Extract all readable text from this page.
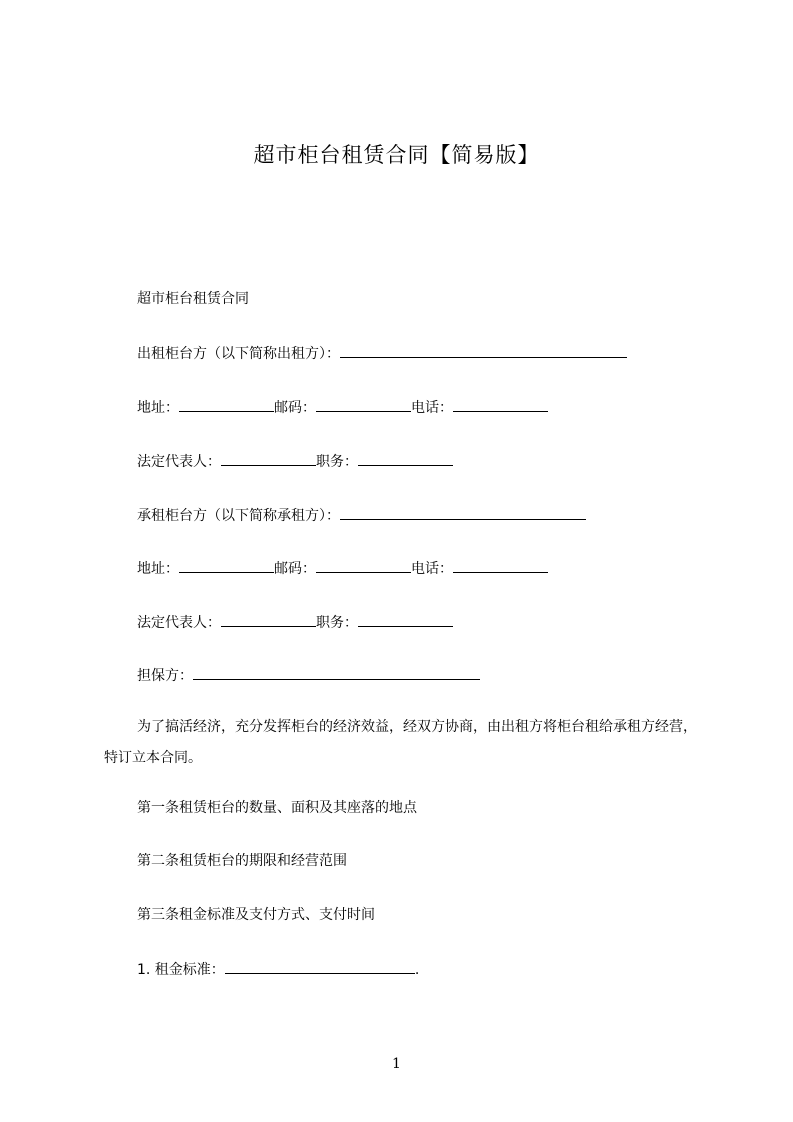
超市柜台租赁合同【简易版】
超市柜台租赁合同
出租柜台方（以下简称出租方）：
地址：	邮码：	电话：
法定代表人：	职务：
承租柜台方（以下简称承租方）：
地址：	邮码：	电话：
法定代表人：	职务：
担保方：
为了搞活经济，充分发挥柜台的经济效益，经双方协商，由出租方将柜台租给承租方经营，特订立本合同。
第一条租赁柜台的数量、面积及其座落的地点
第二条租赁柜台的期限和经营范围
第三条租金标准及支付方式、支付时间
1. 租金标准：	.
1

JOB —
Without the pictures, output the full listing exactly as it stands.

FINAL RESULT —
Extract all readable text from this page.
超市柜台租赁合同【简易版】
超市柜台租赁合同
出租柜台方（以下简称出租方）：
地址：	邮码：	电话：
法定代表人：	职务：
承租柜台方（以下简称承租方）：
地址：	邮码：	电话：
法定代表人：	职务：
担保方：
为了搞活经济，充分发挥柜台的经济效益，经双方协商，由出租方将柜台租给承租方经营，特订立本合同。
第一条租赁柜台的数量、面积及其座落的地点
第二条租赁柜台的期限和经营范围
第三条租金标准及支付方式、支付时间
1. 租金标准：	.
1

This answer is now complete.